- [Exercise aim]: Extract the text of every entry below exactly; leave images out.

- [Records provided]:
________________________

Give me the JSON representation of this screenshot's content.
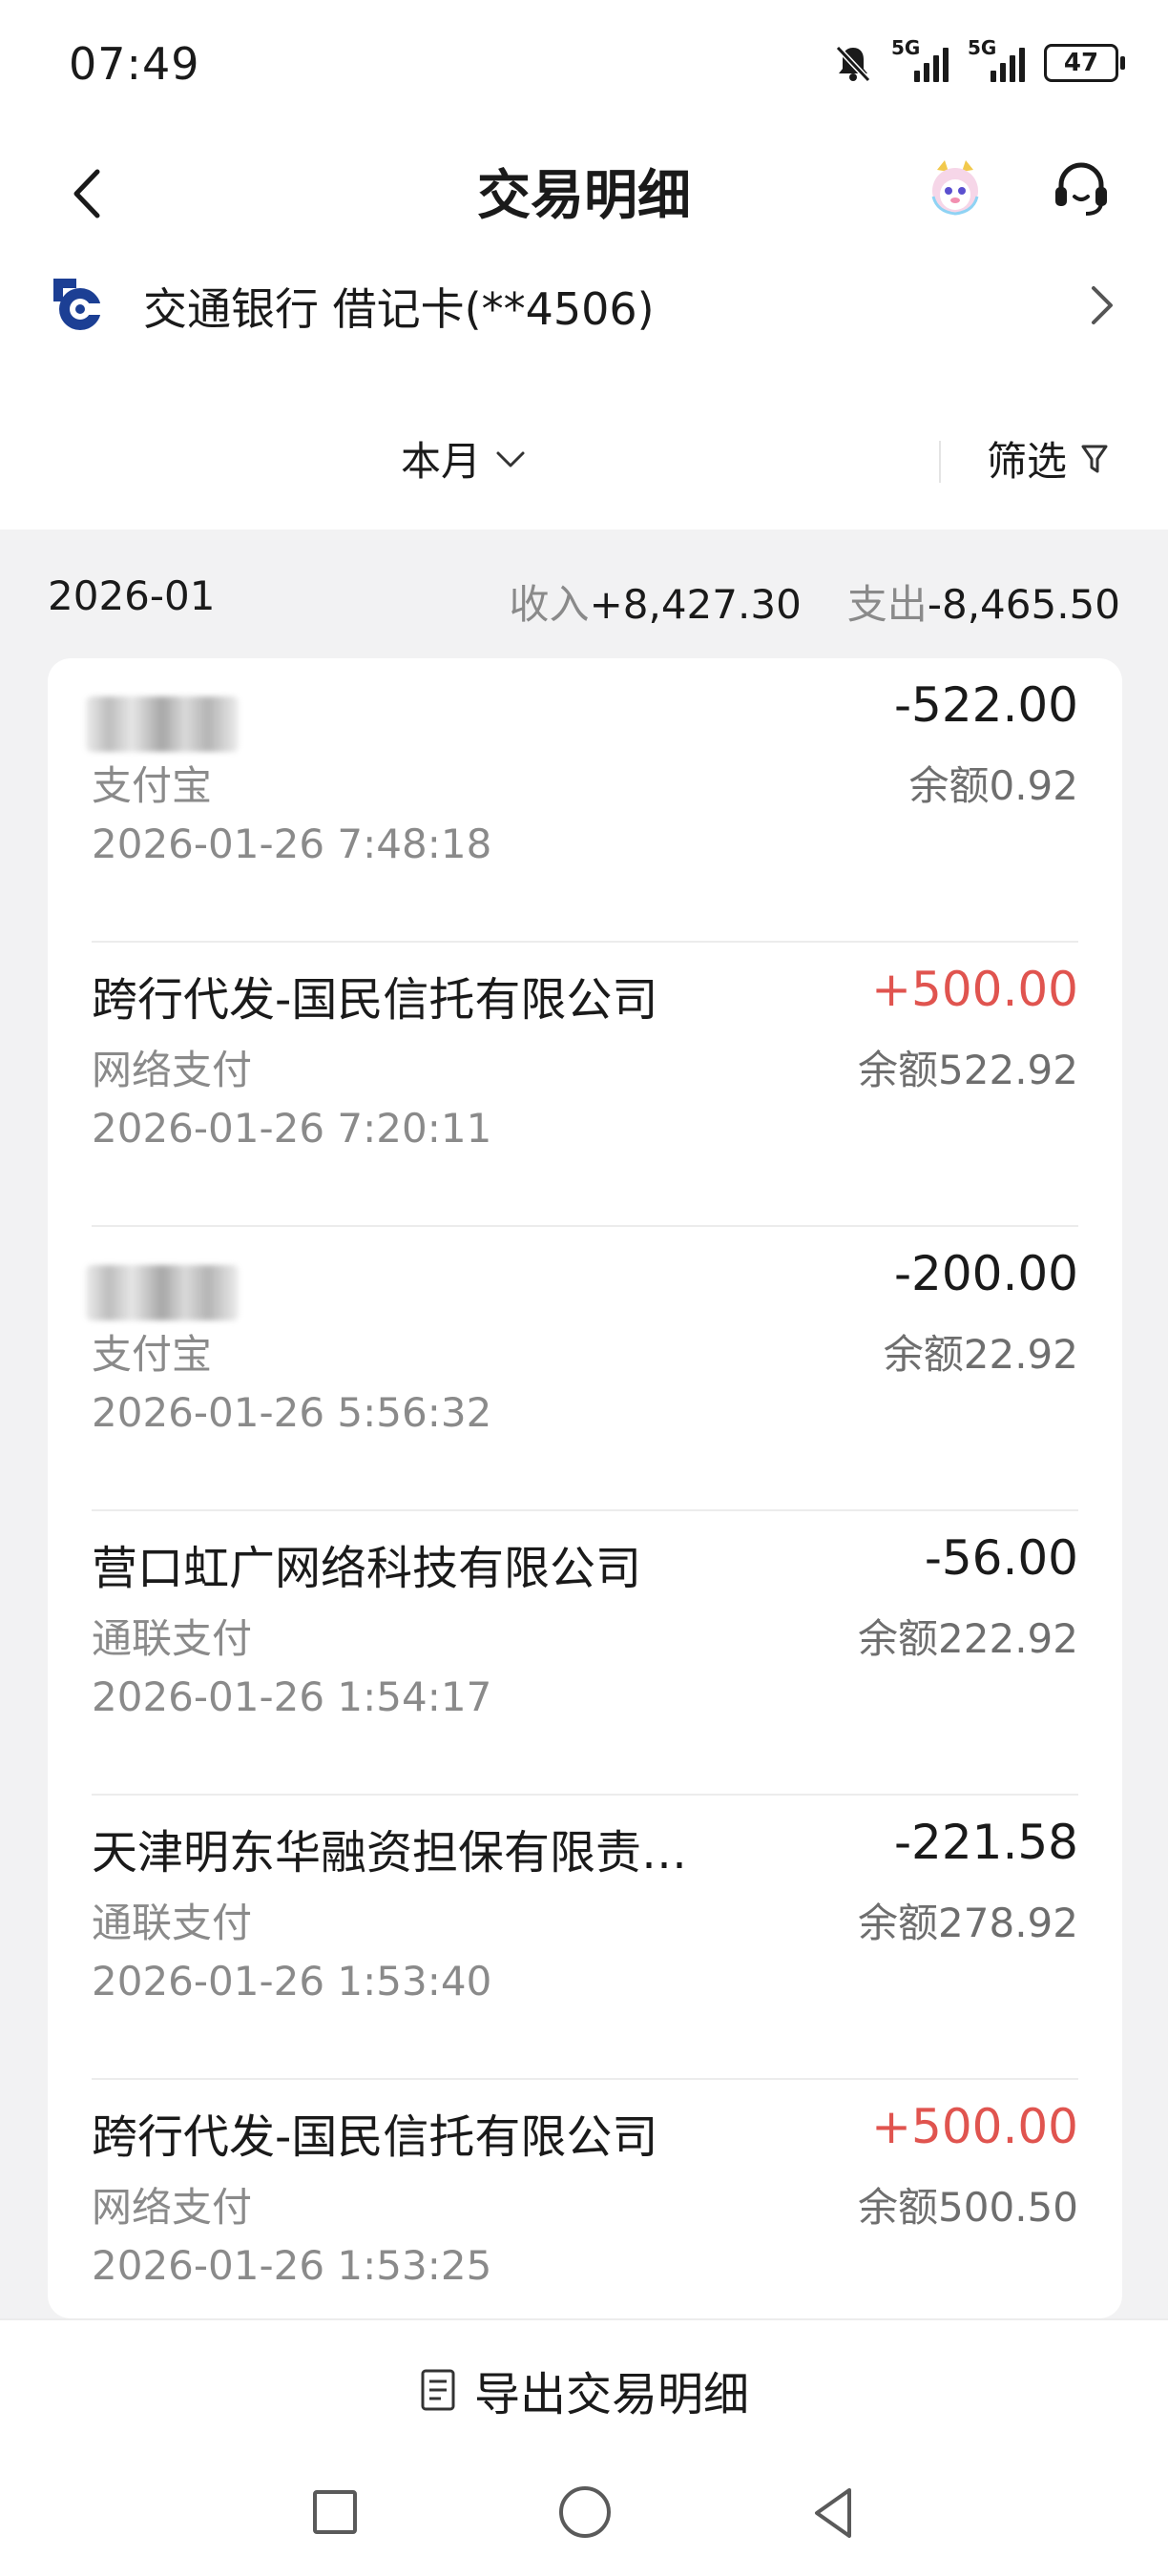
{
  "status_bar": {
    "time": "07:49",
    "network1": "5G",
    "network2": "5G",
    "battery": "47",
    "icons": [
      "bell-off-icon",
      "signal-icon",
      "signal-icon",
      "battery-icon"
    ]
  },
  "header": {
    "title": "交易明细",
    "icons": [
      "back-arrow-icon",
      "mascot-icon",
      "headset-icon"
    ]
  },
  "account": {
    "bank_name": "交通银行 借记卡(**4506)"
  },
  "filter": {
    "period": "本月",
    "filter_label": "筛选"
  },
  "summary": {
    "month": "2026-01",
    "income_label": "收入",
    "income_value": "+8,427.30",
    "expense_label": "支出",
    "expense_value": "-8,465.50"
  },
  "transactions": [
    {
      "name": "",
      "channel": "支付宝",
      "time": "2026-01-26 7:48:18",
      "amount": "-522.00",
      "balance": "余额0.92",
      "income": false
    },
    {
      "name": "跨行代发-国民信托有限公司",
      "channel": "网络支付",
      "time": "2026-01-26 7:20:11",
      "amount": "+500.00",
      "balance": "余额522.92",
      "income": true
    },
    {
      "name": "",
      "channel": "支付宝",
      "time": "2026-01-26 5:56:32",
      "amount": "-200.00",
      "balance": "余额22.92",
      "income": false
    },
    {
      "name": "营口虹广网络科技有限公司",
      "channel": "通联支付",
      "time": "2026-01-26 1:54:17",
      "amount": "-56.00",
      "balance": "余额222.92",
      "income": false
    },
    {
      "name": "天津明东华融资担保有限责…",
      "channel": "通联支付",
      "time": "2026-01-26 1:53:40",
      "amount": "-221.58",
      "balance": "余额278.92",
      "income": false
    },
    {
      "name": "跨行代发-国民信托有限公司",
      "channel": "网络支付",
      "time": "2026-01-26 1:53:25",
      "amount": "+500.00",
      "balance": "余额500.50",
      "income": true
    }
  ],
  "export": {
    "label": "导出交易明细"
  },
  "colors": {
    "income": "#e0544f",
    "text": "#1a1a1a",
    "muted": "#8a8a8a",
    "background": "#f2f2f3"
  }
}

________________________

- [Written answer]:
Give me the JSON representation of this screenshot's content.
{
  "status_bar": {
    "time": "07:49",
    "network1": "5G",
    "network2": "5G",
    "battery": "47",
    "icons": [
      "bell-off-icon",
      "signal-icon",
      "signal-icon",
      "battery-icon"
    ]
  },
  "header": {
    "title": "交易明细",
    "icons": [
      "back-arrow-icon",
      "mascot-icon",
      "headset-icon"
    ]
  },
  "account": {
    "bank_name": "交通银行 借记卡(**4506)"
  },
  "filter": {
    "period": "本月",
    "filter_label": "筛选"
  },
  "summary": {
    "month": "2026-01",
    "income_label": "收入",
    "income_value": "+8,427.30",
    "expense_label": "支出",
    "expense_value": "-8,465.50"
  },
  "transactions": [
    {
      "name": "",
      "channel": "支付宝",
      "time": "2026-01-26 7:48:18",
      "amount": "-522.00",
      "balance": "余额0.92",
      "income": false
    },
    {
      "name": "跨行代发-国民信托有限公司",
      "channel": "网络支付",
      "time": "2026-01-26 7:20:11",
      "amount": "+500.00",
      "balance": "余额522.92",
      "income": true
    },
    {
      "name": "",
      "channel": "支付宝",
      "time": "2026-01-26 5:56:32",
      "amount": "-200.00",
      "balance": "余额22.92",
      "income": false
    },
    {
      "name": "营口虹广网络科技有限公司",
      "channel": "通联支付",
      "time": "2026-01-26 1:54:17",
      "amount": "-56.00",
      "balance": "余额222.92",
      "income": false
    },
    {
      "name": "天津明东华融资担保有限责…",
      "channel": "通联支付",
      "time": "2026-01-26 1:53:40",
      "amount": "-221.58",
      "balance": "余额278.92",
      "income": false
    },
    {
      "name": "跨行代发-国民信托有限公司",
      "channel": "网络支付",
      "time": "2026-01-26 1:53:25",
      "amount": "+500.00",
      "balance": "余额500.50",
      "income": true
    }
  ],
  "export": {
    "label": "导出交易明细"
  },
  "colors": {
    "income": "#e0544f",
    "text": "#1a1a1a",
    "muted": "#8a8a8a",
    "background": "#f2f2f3"
  }
}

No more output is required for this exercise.